Work to be completed: Copy the line with "Convert this document image to plain text." and all lines following it through the last line of the entries, exactly as written.

[begin Extracted information]

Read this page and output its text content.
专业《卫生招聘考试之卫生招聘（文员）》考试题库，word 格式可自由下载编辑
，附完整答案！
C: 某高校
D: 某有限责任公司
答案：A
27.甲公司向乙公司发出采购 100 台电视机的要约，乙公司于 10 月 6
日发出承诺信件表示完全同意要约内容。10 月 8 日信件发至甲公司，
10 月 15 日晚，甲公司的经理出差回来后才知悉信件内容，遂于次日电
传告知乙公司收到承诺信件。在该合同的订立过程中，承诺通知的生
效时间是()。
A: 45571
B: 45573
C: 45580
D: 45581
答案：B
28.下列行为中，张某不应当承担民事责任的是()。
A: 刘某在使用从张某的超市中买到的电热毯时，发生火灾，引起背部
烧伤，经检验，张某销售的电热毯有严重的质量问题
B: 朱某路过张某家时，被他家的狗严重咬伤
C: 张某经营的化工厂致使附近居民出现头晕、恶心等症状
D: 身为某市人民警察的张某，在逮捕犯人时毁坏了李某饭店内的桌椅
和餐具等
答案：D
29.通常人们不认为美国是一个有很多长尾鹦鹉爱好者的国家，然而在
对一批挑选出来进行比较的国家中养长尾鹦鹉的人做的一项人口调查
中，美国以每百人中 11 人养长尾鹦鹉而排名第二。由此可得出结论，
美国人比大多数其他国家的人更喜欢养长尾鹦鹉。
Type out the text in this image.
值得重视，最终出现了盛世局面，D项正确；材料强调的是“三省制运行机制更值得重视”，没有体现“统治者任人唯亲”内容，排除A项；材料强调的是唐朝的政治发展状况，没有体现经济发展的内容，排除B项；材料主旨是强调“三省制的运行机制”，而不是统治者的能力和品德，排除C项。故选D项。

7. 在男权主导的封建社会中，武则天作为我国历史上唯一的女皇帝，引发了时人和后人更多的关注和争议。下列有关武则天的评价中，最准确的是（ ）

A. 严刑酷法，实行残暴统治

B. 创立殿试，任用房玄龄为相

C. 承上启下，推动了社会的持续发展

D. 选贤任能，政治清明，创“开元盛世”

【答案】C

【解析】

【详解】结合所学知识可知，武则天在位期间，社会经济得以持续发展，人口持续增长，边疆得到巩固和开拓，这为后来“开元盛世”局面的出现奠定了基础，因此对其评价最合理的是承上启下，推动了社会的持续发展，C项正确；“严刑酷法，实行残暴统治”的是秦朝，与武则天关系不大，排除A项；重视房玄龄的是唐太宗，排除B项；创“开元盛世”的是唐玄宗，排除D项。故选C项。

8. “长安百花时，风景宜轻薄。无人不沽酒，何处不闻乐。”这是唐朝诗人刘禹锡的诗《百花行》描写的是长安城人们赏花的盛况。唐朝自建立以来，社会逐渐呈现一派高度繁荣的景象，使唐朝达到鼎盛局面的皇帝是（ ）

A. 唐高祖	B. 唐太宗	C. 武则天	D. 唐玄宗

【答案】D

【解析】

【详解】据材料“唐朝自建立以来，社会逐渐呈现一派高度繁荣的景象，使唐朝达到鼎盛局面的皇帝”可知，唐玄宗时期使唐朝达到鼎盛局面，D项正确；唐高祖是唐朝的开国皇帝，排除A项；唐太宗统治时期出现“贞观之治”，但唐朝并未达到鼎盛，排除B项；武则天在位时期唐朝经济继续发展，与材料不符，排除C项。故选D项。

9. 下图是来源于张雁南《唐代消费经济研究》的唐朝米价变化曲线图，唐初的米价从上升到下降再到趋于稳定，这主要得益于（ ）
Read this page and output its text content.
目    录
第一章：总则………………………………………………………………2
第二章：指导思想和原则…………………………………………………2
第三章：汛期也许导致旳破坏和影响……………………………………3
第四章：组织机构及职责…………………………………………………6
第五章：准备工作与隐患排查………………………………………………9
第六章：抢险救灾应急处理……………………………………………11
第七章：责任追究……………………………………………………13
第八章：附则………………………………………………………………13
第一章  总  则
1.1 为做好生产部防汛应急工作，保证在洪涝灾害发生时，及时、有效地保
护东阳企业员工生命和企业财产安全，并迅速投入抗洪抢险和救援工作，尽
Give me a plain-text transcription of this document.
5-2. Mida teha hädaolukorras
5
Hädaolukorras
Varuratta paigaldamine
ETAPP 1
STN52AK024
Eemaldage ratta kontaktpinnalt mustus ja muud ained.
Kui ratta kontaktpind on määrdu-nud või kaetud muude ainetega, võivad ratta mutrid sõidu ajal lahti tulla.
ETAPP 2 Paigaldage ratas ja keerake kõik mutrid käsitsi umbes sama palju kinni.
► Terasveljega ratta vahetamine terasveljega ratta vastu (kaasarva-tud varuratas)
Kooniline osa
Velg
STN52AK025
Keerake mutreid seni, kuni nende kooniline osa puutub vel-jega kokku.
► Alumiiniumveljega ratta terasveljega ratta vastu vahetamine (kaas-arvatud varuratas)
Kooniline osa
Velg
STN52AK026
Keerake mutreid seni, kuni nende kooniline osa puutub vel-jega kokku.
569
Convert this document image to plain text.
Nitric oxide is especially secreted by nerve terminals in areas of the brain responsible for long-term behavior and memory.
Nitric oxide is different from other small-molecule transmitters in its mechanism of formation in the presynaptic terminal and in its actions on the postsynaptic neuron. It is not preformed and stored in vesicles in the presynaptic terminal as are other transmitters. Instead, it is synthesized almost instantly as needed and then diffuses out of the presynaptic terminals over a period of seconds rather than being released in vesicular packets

[end Extracted information]

Reply to the exercise:
Convert this document image to plain text.
Nitric oxide is especially secreted by nerve terminals in areas of the brain responsible for long-term behavior and memory.
Nitric oxide is different from other small-molecule transmitters in its mechanism of formation in the presynaptic terminal and in its actions on the postsynaptic neuron. It is not preformed and stored in vesicles in the presynaptic terminal as are other transmitters. Instead, it is synthesized almost instantly as needed and then diffuses out of the presynaptic terminals over a period of seconds rather than being released in vesicular packets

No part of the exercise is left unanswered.